Provided records START

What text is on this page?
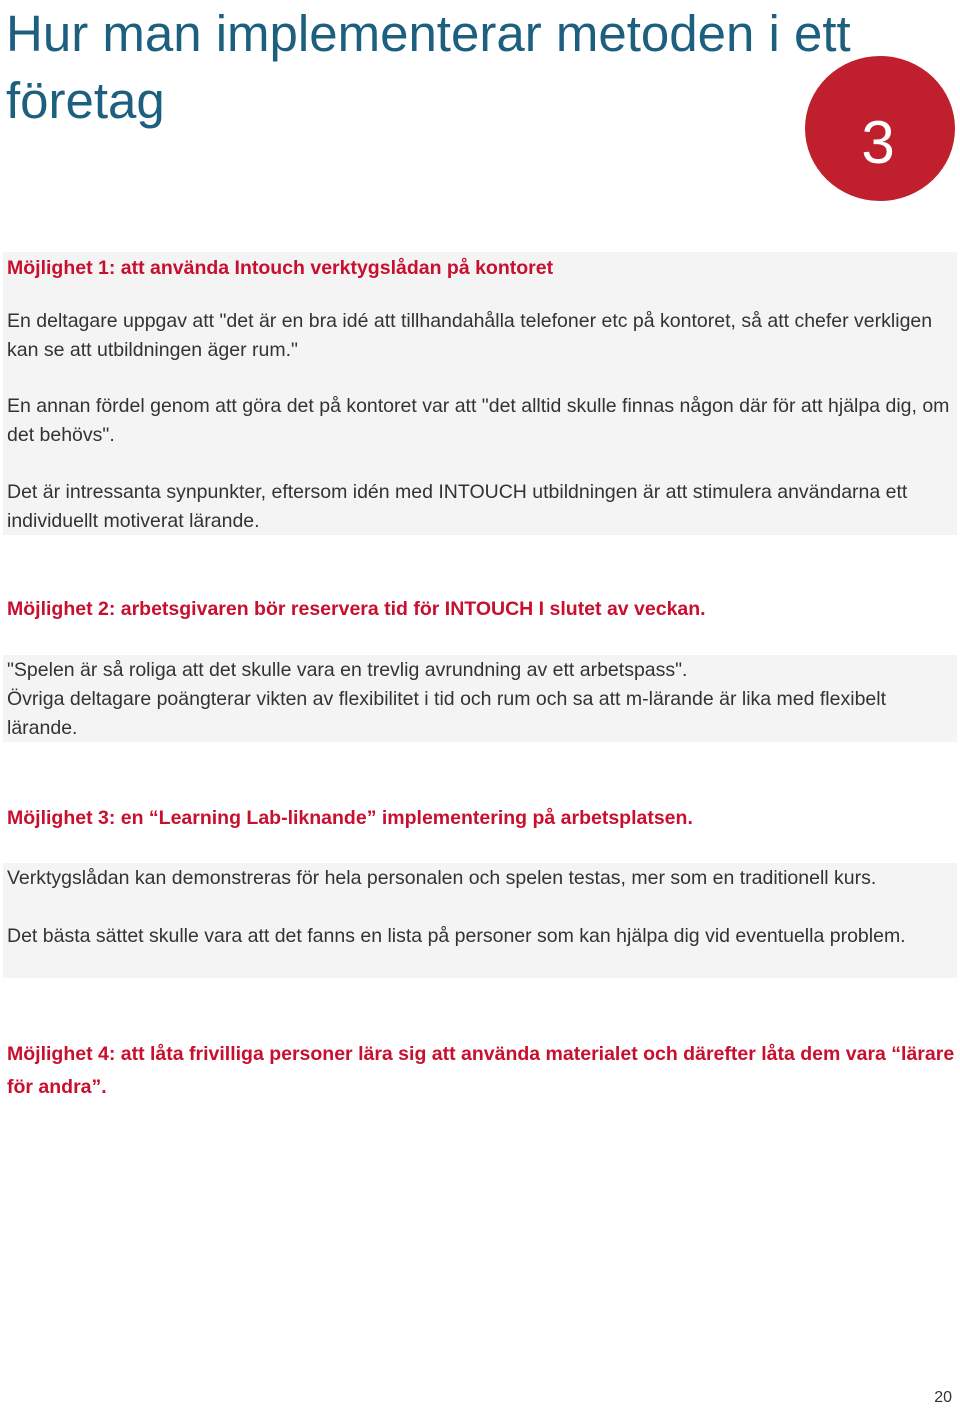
Hur man implementerar metoden i ett företag
3
Möjlighet 1: att använda Intouch verktygslådan på kontoret

En deltagare uppgav att "det är en bra idé att tillhandahålla telefoner etc på kontoret, så att chefer verkligen kan se att utbildningen äger rum."

En annan fördel genom att göra det på kontoret var att "det alltid skulle finnas någon där för att hjälpa dig, om det behövs".

Det är intressanta synpunkter, eftersom idén med INTOUCH utbildningen är att stimulera användarna ett individuellt motiverat lärande.

Möjlighet 2: arbetsgivaren bör reservera tid för INTOUCH I slutet av veckan.

"Spelen är så roliga att det skulle vara en trevlig avrundning av ett arbetspass".

Övriga deltagare poängterar vikten av flexibilitet i tid och rum och sa att m-lärande är lika med flexibelt lärande.

Möjlighet 3: en “Learning Lab-liknande” implementering på arbetsplatsen.

Verktygslådan kan demonstreras för hela personalen och spelen testas, mer som en traditionell kurs.

Det bästa sättet skulle vara att det fanns en lista på personer som kan hjälpa dig vid eventuella problem.

Möjlighet 4: att låta frivilliga personer lära sig att använda materialet och därefter låta dem vara “lärare för andra”.
20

Provided records END

How to complete this task: Say how many lines above include "Möjlighet", please, and nothing else.

Written response: 4